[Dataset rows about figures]
(begin)

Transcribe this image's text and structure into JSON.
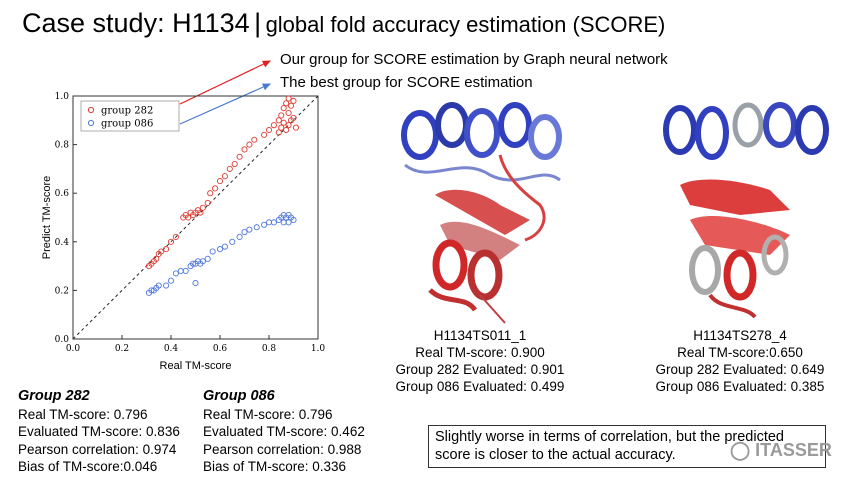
{
  "title": {
    "main": "Case study: H1134",
    "separator": "|",
    "sub": "global fold accuracy estimation (SCORE)"
  },
  "annotations": {
    "ours": "Our group for SCORE estimation by Graph neural network",
    "best": "The best group for SCORE estimation"
  },
  "colors": {
    "group282": "#e03c32",
    "group086": "#5078e0",
    "arrow_red": "#e02020",
    "arrow_blue": "#4a7bd0"
  },
  "chart_data": {
    "type": "scatter",
    "xlabel": "Real TM-score",
    "ylabel": "Predict TM-score",
    "xlim": [
      0.0,
      1.0
    ],
    "ylim": [
      0.0,
      1.0
    ],
    "xticks": [
      "0.0",
      "0.2",
      "0.4",
      "0.6",
      "0.8",
      "1.0"
    ],
    "yticks": [
      "0.0",
      "0.2",
      "0.4",
      "0.6",
      "0.8",
      "1.0"
    ],
    "diagonal": true,
    "legend_position": "top-left",
    "series": [
      {
        "name": "group 282",
        "points": [
          [
            0.31,
            0.3
          ],
          [
            0.32,
            0.31
          ],
          [
            0.33,
            0.32
          ],
          [
            0.34,
            0.33
          ],
          [
            0.35,
            0.35
          ],
          [
            0.36,
            0.36
          ],
          [
            0.38,
            0.37
          ],
          [
            0.4,
            0.4
          ],
          [
            0.42,
            0.42
          ],
          [
            0.45,
            0.5
          ],
          [
            0.46,
            0.51
          ],
          [
            0.47,
            0.5
          ],
          [
            0.48,
            0.52
          ],
          [
            0.49,
            0.51
          ],
          [
            0.5,
            0.52
          ],
          [
            0.51,
            0.53
          ],
          [
            0.52,
            0.52
          ],
          [
            0.53,
            0.54
          ],
          [
            0.55,
            0.56
          ],
          [
            0.56,
            0.6
          ],
          [
            0.58,
            0.62
          ],
          [
            0.6,
            0.65
          ],
          [
            0.62,
            0.67
          ],
          [
            0.64,
            0.7
          ],
          [
            0.66,
            0.72
          ],
          [
            0.68,
            0.75
          ],
          [
            0.7,
            0.78
          ],
          [
            0.72,
            0.8
          ],
          [
            0.74,
            0.82
          ],
          [
            0.78,
            0.84
          ],
          [
            0.8,
            0.86
          ],
          [
            0.82,
            0.88
          ],
          [
            0.84,
            0.9
          ],
          [
            0.85,
            0.92
          ],
          [
            0.86,
            0.95
          ],
          [
            0.87,
            0.97
          ],
          [
            0.88,
            0.93
          ],
          [
            0.89,
            0.96
          ],
          [
            0.9,
            0.98
          ],
          [
            0.86,
            0.89
          ],
          [
            0.87,
            0.86
          ],
          [
            0.88,
            0.88
          ],
          [
            0.89,
            0.9
          ],
          [
            0.9,
            0.91
          ],
          [
            0.91,
            0.87
          ],
          [
            0.85,
            0.87
          ],
          [
            0.84,
            0.85
          ],
          [
            0.88,
            0.99
          ]
        ]
      },
      {
        "name": "group 086",
        "points": [
          [
            0.31,
            0.19
          ],
          [
            0.32,
            0.2
          ],
          [
            0.33,
            0.2
          ],
          [
            0.34,
            0.21
          ],
          [
            0.35,
            0.22
          ],
          [
            0.38,
            0.22
          ],
          [
            0.4,
            0.24
          ],
          [
            0.42,
            0.27
          ],
          [
            0.44,
            0.28
          ],
          [
            0.46,
            0.28
          ],
          [
            0.48,
            0.3
          ],
          [
            0.49,
            0.31
          ],
          [
            0.5,
            0.31
          ],
          [
            0.51,
            0.32
          ],
          [
            0.52,
            0.31
          ],
          [
            0.53,
            0.32
          ],
          [
            0.55,
            0.33
          ],
          [
            0.57,
            0.36
          ],
          [
            0.6,
            0.37
          ],
          [
            0.62,
            0.38
          ],
          [
            0.65,
            0.4
          ],
          [
            0.68,
            0.42
          ],
          [
            0.7,
            0.44
          ],
          [
            0.72,
            0.45
          ],
          [
            0.75,
            0.46
          ],
          [
            0.78,
            0.47
          ],
          [
            0.8,
            0.48
          ],
          [
            0.82,
            0.48
          ],
          [
            0.84,
            0.49
          ],
          [
            0.85,
            0.5
          ],
          [
            0.86,
            0.51
          ],
          [
            0.87,
            0.5
          ],
          [
            0.88,
            0.51
          ],
          [
            0.89,
            0.5
          ],
          [
            0.9,
            0.49
          ],
          [
            0.86,
            0.48
          ],
          [
            0.88,
            0.48
          ],
          [
            0.5,
            0.23
          ]
        ]
      }
    ]
  },
  "models": [
    {
      "name": "H1134TS011_1",
      "real": "Real TM-score: 0.900",
      "g282": "Group 282 Evaluated: 0.901",
      "g086": "Group 086 Evaluated: 0.499"
    },
    {
      "name": "H1134TS278_4",
      "real": "Real TM-score:0.650",
      "g282": "Group 282 Evaluated: 0.649",
      "g086": "Group 086 Evaluated: 0.385"
    }
  ],
  "groups": [
    {
      "header": "Group 282",
      "real": "Real TM-score: 0.796",
      "evaluated": "Evaluated TM-score: 0.836",
      "pearson": "Pearson correlation: 0.974",
      "bias": "Bias of TM-score:0.046"
    },
    {
      "header": "Group 086",
      "real": "Real TM-score: 0.796",
      "evaluated": "Evaluated TM-score: 0.462",
      "pearson": "Pearson correlation: 0.988",
      "bias": "Bias of TM-score: 0.336"
    }
  ],
  "note": {
    "line1": "Slightly worse in terms of correlation, but the predicted",
    "line2": "score is closer to the actual accuracy."
  },
  "watermark": "ITASSER"
}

(end)

### Set problem
Your copy should repeat each entry above exactly but contain no pictures.

### Complete answer
Transcribe this image's text and structure into JSON.
{
  "title": {
    "main": "Case study: H1134",
    "separator": "|",
    "sub": "global fold accuracy estimation (SCORE)"
  },
  "annotations": {
    "ours": "Our group for SCORE estimation by Graph neural network",
    "best": "The best group for SCORE estimation"
  },
  "colors": {
    "group282": "#e03c32",
    "group086": "#5078e0",
    "arrow_red": "#e02020",
    "arrow_blue": "#4a7bd0"
  },
  "chart_data": {
    "type": "scatter",
    "xlabel": "Real TM-score",
    "ylabel": "Predict TM-score",
    "xlim": [
      0.0,
      1.0
    ],
    "ylim": [
      0.0,
      1.0
    ],
    "xticks": [
      "0.0",
      "0.2",
      "0.4",
      "0.6",
      "0.8",
      "1.0"
    ],
    "yticks": [
      "0.0",
      "0.2",
      "0.4",
      "0.6",
      "0.8",
      "1.0"
    ],
    "diagonal": true,
    "legend_position": "top-left",
    "series": [
      {
        "name": "group 282",
        "points": [
          [
            0.31,
            0.3
          ],
          [
            0.32,
            0.31
          ],
          [
            0.33,
            0.32
          ],
          [
            0.34,
            0.33
          ],
          [
            0.35,
            0.35
          ],
          [
            0.36,
            0.36
          ],
          [
            0.38,
            0.37
          ],
          [
            0.4,
            0.4
          ],
          [
            0.42,
            0.42
          ],
          [
            0.45,
            0.5
          ],
          [
            0.46,
            0.51
          ],
          [
            0.47,
            0.5
          ],
          [
            0.48,
            0.52
          ],
          [
            0.49,
            0.51
          ],
          [
            0.5,
            0.52
          ],
          [
            0.51,
            0.53
          ],
          [
            0.52,
            0.52
          ],
          [
            0.53,
            0.54
          ],
          [
            0.55,
            0.56
          ],
          [
            0.56,
            0.6
          ],
          [
            0.58,
            0.62
          ],
          [
            0.6,
            0.65
          ],
          [
            0.62,
            0.67
          ],
          [
            0.64,
            0.7
          ],
          [
            0.66,
            0.72
          ],
          [
            0.68,
            0.75
          ],
          [
            0.7,
            0.78
          ],
          [
            0.72,
            0.8
          ],
          [
            0.74,
            0.82
          ],
          [
            0.78,
            0.84
          ],
          [
            0.8,
            0.86
          ],
          [
            0.82,
            0.88
          ],
          [
            0.84,
            0.9
          ],
          [
            0.85,
            0.92
          ],
          [
            0.86,
            0.95
          ],
          [
            0.87,
            0.97
          ],
          [
            0.88,
            0.93
          ],
          [
            0.89,
            0.96
          ],
          [
            0.9,
            0.98
          ],
          [
            0.86,
            0.89
          ],
          [
            0.87,
            0.86
          ],
          [
            0.88,
            0.88
          ],
          [
            0.89,
            0.9
          ],
          [
            0.9,
            0.91
          ],
          [
            0.91,
            0.87
          ],
          [
            0.85,
            0.87
          ],
          [
            0.84,
            0.85
          ],
          [
            0.88,
            0.99
          ]
        ]
      },
      {
        "name": "group 086",
        "points": [
          [
            0.31,
            0.19
          ],
          [
            0.32,
            0.2
          ],
          [
            0.33,
            0.2
          ],
          [
            0.34,
            0.21
          ],
          [
            0.35,
            0.22
          ],
          [
            0.38,
            0.22
          ],
          [
            0.4,
            0.24
          ],
          [
            0.42,
            0.27
          ],
          [
            0.44,
            0.28
          ],
          [
            0.46,
            0.28
          ],
          [
            0.48,
            0.3
          ],
          [
            0.49,
            0.31
          ],
          [
            0.5,
            0.31
          ],
          [
            0.51,
            0.32
          ],
          [
            0.52,
            0.31
          ],
          [
            0.53,
            0.32
          ],
          [
            0.55,
            0.33
          ],
          [
            0.57,
            0.36
          ],
          [
            0.6,
            0.37
          ],
          [
            0.62,
            0.38
          ],
          [
            0.65,
            0.4
          ],
          [
            0.68,
            0.42
          ],
          [
            0.7,
            0.44
          ],
          [
            0.72,
            0.45
          ],
          [
            0.75,
            0.46
          ],
          [
            0.78,
            0.47
          ],
          [
            0.8,
            0.48
          ],
          [
            0.82,
            0.48
          ],
          [
            0.84,
            0.49
          ],
          [
            0.85,
            0.5
          ],
          [
            0.86,
            0.51
          ],
          [
            0.87,
            0.5
          ],
          [
            0.88,
            0.51
          ],
          [
            0.89,
            0.5
          ],
          [
            0.9,
            0.49
          ],
          [
            0.86,
            0.48
          ],
          [
            0.88,
            0.48
          ],
          [
            0.5,
            0.23
          ]
        ]
      }
    ]
  },
  "models": [
    {
      "name": "H1134TS011_1",
      "real": "Real TM-score: 0.900",
      "g282": "Group 282 Evaluated: 0.901",
      "g086": "Group 086 Evaluated: 0.499"
    },
    {
      "name": "H1134TS278_4",
      "real": "Real TM-score:0.650",
      "g282": "Group 282 Evaluated: 0.649",
      "g086": "Group 086 Evaluated: 0.385"
    }
  ],
  "groups": [
    {
      "header": "Group 282",
      "real": "Real TM-score: 0.796",
      "evaluated": "Evaluated TM-score: 0.836",
      "pearson": "Pearson correlation: 0.974",
      "bias": "Bias of TM-score:0.046"
    },
    {
      "header": "Group 086",
      "real": "Real TM-score: 0.796",
      "evaluated": "Evaluated TM-score: 0.462",
      "pearson": "Pearson correlation: 0.988",
      "bias": "Bias of TM-score: 0.336"
    }
  ],
  "note": {
    "line1": "Slightly worse in terms of correlation, but the predicted",
    "line2": "score is closer to the actual accuracy."
  },
  "watermark": "ITASSER"
}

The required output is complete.